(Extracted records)
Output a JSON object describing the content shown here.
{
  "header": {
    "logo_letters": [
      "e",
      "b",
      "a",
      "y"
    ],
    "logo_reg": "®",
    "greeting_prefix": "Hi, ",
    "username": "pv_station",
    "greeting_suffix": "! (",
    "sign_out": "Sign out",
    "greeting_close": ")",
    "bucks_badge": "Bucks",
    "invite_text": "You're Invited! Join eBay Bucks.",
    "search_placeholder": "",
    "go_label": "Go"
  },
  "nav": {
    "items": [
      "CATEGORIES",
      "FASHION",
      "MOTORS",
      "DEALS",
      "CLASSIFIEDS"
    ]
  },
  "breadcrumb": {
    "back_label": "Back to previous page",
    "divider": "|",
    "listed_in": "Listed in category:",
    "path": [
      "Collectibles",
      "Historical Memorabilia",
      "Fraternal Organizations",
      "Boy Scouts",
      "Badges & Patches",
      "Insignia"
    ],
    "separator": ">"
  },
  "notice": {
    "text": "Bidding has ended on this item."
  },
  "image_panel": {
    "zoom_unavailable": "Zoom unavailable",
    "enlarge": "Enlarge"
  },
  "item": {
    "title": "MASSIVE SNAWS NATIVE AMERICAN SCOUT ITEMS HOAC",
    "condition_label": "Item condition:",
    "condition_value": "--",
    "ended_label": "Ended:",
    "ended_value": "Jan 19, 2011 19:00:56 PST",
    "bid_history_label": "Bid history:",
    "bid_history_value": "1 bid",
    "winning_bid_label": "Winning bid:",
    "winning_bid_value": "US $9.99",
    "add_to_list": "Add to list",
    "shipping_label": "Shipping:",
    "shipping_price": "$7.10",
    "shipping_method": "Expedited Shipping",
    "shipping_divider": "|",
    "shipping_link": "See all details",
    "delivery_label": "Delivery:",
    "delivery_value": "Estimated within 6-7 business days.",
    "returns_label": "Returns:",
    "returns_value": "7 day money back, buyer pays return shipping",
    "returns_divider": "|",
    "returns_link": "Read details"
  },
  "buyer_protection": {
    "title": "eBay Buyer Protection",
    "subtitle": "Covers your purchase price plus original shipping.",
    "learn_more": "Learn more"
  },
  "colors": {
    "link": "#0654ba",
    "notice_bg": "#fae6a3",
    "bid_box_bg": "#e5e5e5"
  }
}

(Instructions for the task)
Please reproduce every line of the material word for word.

(Solution for this exercise)
Output a JSON object describing the content shown here.
{
  "header": {
    "logo_letters": [
      "e",
      "b",
      "a",
      "y"
    ],
    "logo_reg": "®",
    "greeting_prefix": "Hi, ",
    "username": "pv_station",
    "greeting_suffix": "! (",
    "sign_out": "Sign out",
    "greeting_close": ")",
    "bucks_badge": "Bucks",
    "invite_text": "You're Invited! Join eBay Bucks.",
    "search_placeholder": "",
    "go_label": "Go"
  },
  "nav": {
    "items": [
      "CATEGORIES",
      "FASHION",
      "MOTORS",
      "DEALS",
      "CLASSIFIEDS"
    ]
  },
  "breadcrumb": {
    "back_label": "Back to previous page",
    "divider": "|",
    "listed_in": "Listed in category:",
    "path": [
      "Collectibles",
      "Historical Memorabilia",
      "Fraternal Organizations",
      "Boy Scouts",
      "Badges & Patches",
      "Insignia"
    ],
    "separator": ">"
  },
  "notice": {
    "text": "Bidding has ended on this item."
  },
  "image_panel": {
    "zoom_unavailable": "Zoom unavailable",
    "enlarge": "Enlarge"
  },
  "item": {
    "title": "MASSIVE SNAWS NATIVE AMERICAN SCOUT ITEMS HOAC",
    "condition_label": "Item condition:",
    "condition_value": "--",
    "ended_label": "Ended:",
    "ended_value": "Jan 19, 2011 19:00:56 PST",
    "bid_history_label": "Bid history:",
    "bid_history_value": "1 bid",
    "winning_bid_label": "Winning bid:",
    "winning_bid_value": "US $9.99",
    "add_to_list": "Add to list",
    "shipping_label": "Shipping:",
    "shipping_price": "$7.10",
    "shipping_method": "Expedited Shipping",
    "shipping_divider": "|",
    "shipping_link": "See all details",
    "delivery_label": "Delivery:",
    "delivery_value": "Estimated within 6-7 business days.",
    "returns_label": "Returns:",
    "returns_value": "7 day money back, buyer pays return shipping",
    "returns_divider": "|",
    "returns_link": "Read details"
  },
  "buyer_protection": {
    "title": "eBay Buyer Protection",
    "subtitle": "Covers your purchase price plus original shipping.",
    "learn_more": "Learn more"
  },
  "colors": {
    "link": "#0654ba",
    "notice_bg": "#fae6a3",
    "bid_box_bg": "#e5e5e5"
  }
}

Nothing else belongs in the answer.